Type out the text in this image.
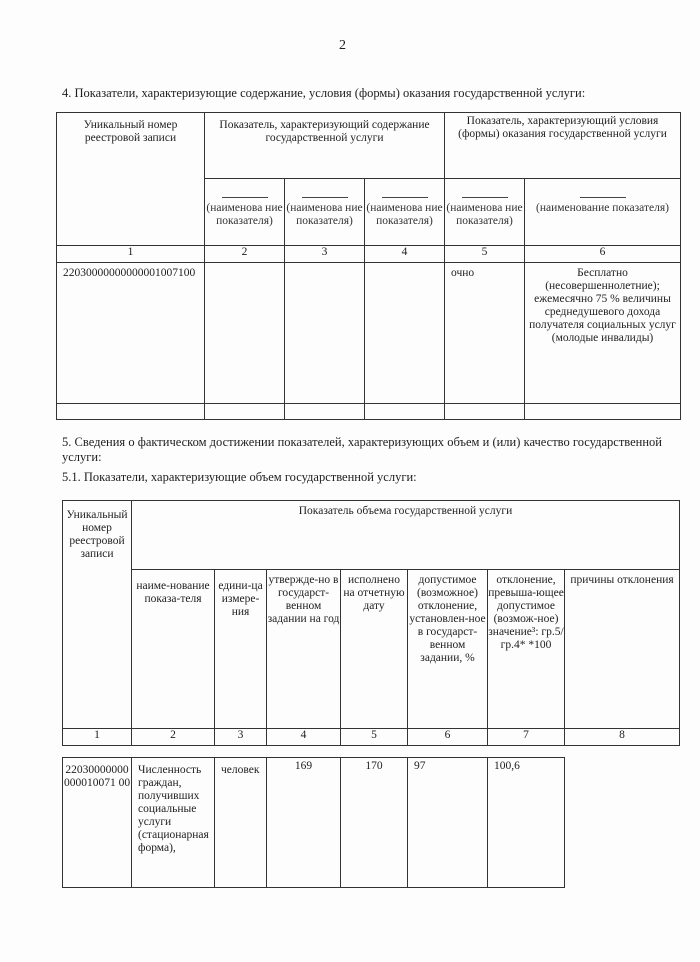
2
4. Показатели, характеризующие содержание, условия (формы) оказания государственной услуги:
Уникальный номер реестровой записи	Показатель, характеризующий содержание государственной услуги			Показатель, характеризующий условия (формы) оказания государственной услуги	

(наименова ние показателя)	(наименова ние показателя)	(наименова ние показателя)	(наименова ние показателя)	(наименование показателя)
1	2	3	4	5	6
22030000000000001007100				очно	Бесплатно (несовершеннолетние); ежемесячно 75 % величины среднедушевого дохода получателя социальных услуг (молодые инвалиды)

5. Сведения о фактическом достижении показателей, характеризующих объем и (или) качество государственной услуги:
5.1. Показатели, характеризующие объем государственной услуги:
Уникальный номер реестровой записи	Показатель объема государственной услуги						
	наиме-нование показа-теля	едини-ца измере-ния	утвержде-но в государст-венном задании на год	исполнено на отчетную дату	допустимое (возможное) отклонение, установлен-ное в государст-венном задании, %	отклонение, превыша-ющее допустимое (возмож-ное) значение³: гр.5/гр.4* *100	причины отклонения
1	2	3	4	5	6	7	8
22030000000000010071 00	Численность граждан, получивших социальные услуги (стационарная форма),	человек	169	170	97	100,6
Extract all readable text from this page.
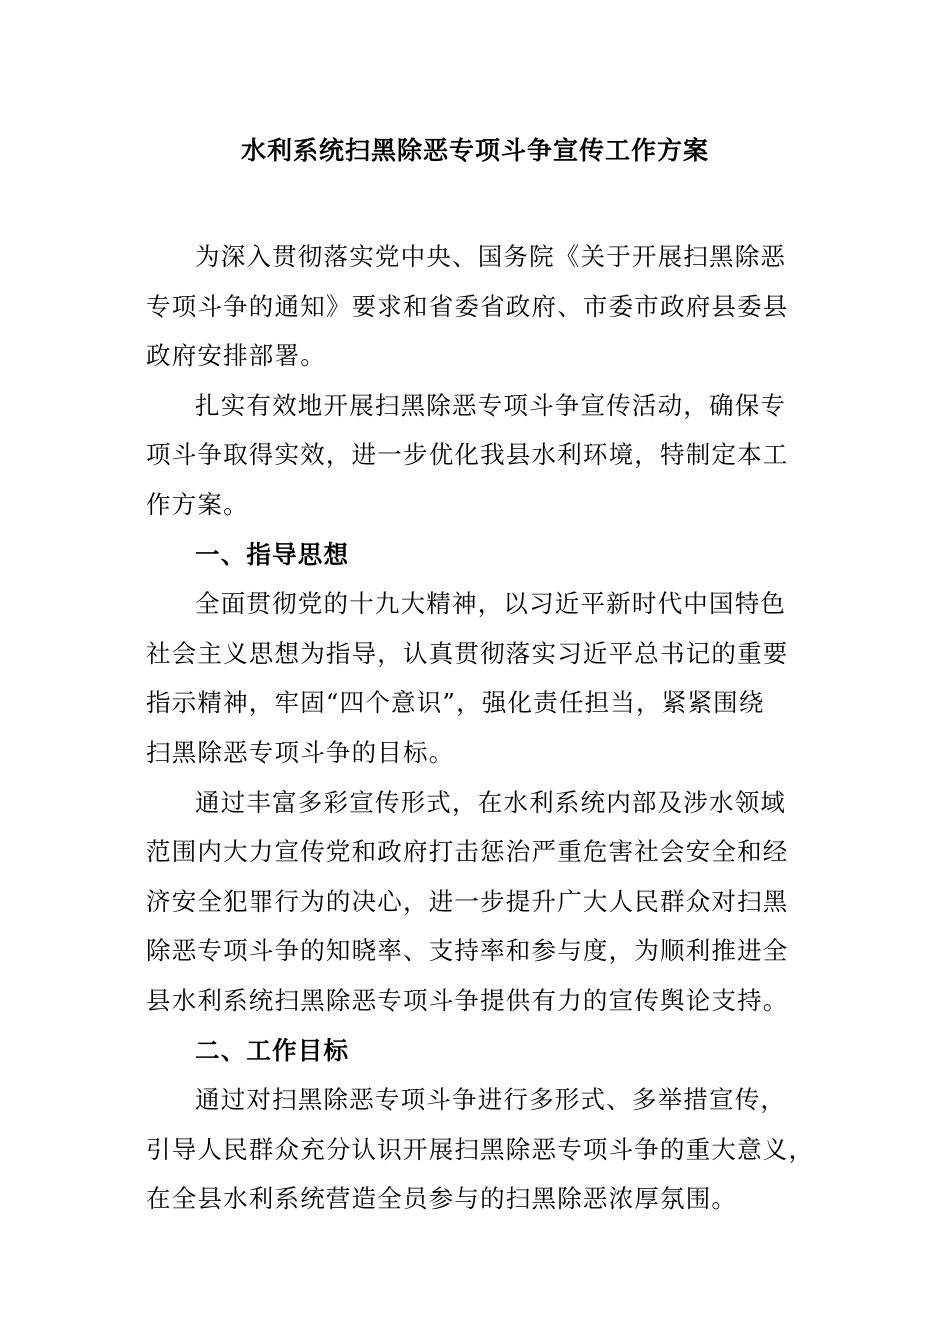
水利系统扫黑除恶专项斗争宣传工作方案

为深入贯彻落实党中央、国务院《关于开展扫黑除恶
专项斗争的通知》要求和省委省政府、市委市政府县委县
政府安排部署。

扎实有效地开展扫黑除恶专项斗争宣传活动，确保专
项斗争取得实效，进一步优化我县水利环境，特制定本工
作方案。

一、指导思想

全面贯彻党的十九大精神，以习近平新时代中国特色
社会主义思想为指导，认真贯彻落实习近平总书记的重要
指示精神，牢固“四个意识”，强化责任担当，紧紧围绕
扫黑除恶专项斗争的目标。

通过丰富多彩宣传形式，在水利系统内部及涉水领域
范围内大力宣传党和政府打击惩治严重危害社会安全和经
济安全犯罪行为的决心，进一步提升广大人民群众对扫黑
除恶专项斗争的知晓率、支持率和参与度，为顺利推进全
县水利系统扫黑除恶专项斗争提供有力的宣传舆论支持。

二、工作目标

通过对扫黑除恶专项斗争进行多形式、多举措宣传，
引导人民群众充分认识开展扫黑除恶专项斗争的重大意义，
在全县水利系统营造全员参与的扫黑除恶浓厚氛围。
=====
■ Problem to solve:
Copy the data exactly. Any picture it contains is to be omitted.

■ Solution:
Type out the text in this image.
2
4. Показатели, характеризующие содержание, условия (формы) оказания государственной услуги:
Уникальный номер реестровой записи	Показатель, характеризующий содержание государственной услуги			Показатель, характеризующий условия (формы) оказания государственной услуги	

(наименова ние показателя)	(наименова ние показателя)	(наименова ние показателя)	(наименова ние показателя)	(наименование показателя)
1	2	3	4	5	6
22030000000000001007100				очно	Бесплатно (несовершеннолетние); ежемесячно 75 % величины среднедушевого дохода получателя социальных услуг (молодые инвалиды)

5. Сведения о фактическом достижении показателей, характеризующих объем и (или) качество государственной услуги:
5.1. Показатели, характеризующие объем государственной услуги:
Уникальный номер реестровой записи	Показатель объема государственной услуги						
	наиме-нование показа-теля	едини-ца измере-ния	утвержде-но в государст-венном задании на год	исполнено на отчетную дату	допустимое (возможное) отклонение, установлен-ное в государст-венном задании, %	отклонение, превыша-ющее допустимое (возмож-ное) значение³: гр.5/гр.4* *100	причины отклонения
1	2	3	4	5	6	7	8
22030000000000010071 00	Численность граждан, получивших социальные услуги (стационарная форма),	человек	169	170	97	100,6
Extract all readable text from this page.
水利系统扫黑除恶专项斗争宣传工作方案

为深入贯彻落实党中央、国务院《关于开展扫黑除恶
专项斗争的通知》要求和省委省政府、市委市政府县委县
政府安排部署。

扎实有效地开展扫黑除恶专项斗争宣传活动，确保专
项斗争取得实效，进一步优化我县水利环境，特制定本工
作方案。

一、指导思想

全面贯彻党的十九大精神，以习近平新时代中国特色
社会主义思想为指导，认真贯彻落实习近平总书记的重要
指示精神，牢固“四个意识”，强化责任担当，紧紧围绕
扫黑除恶专项斗争的目标。

通过丰富多彩宣传形式，在水利系统内部及涉水领域
范围内大力宣传党和政府打击惩治严重危害社会安全和经
济安全犯罪行为的决心，进一步提升广大人民群众对扫黑
除恶专项斗争的知晓率、支持率和参与度，为顺利推进全
县水利系统扫黑除恶专项斗争提供有力的宣传舆论支持。

二、工作目标

通过对扫黑除恶专项斗争进行多形式、多举措宣传，
引导人民群众充分认识开展扫黑除恶专项斗争的重大意义，
在全县水利系统营造全员参与的扫黑除恶浓厚氛围。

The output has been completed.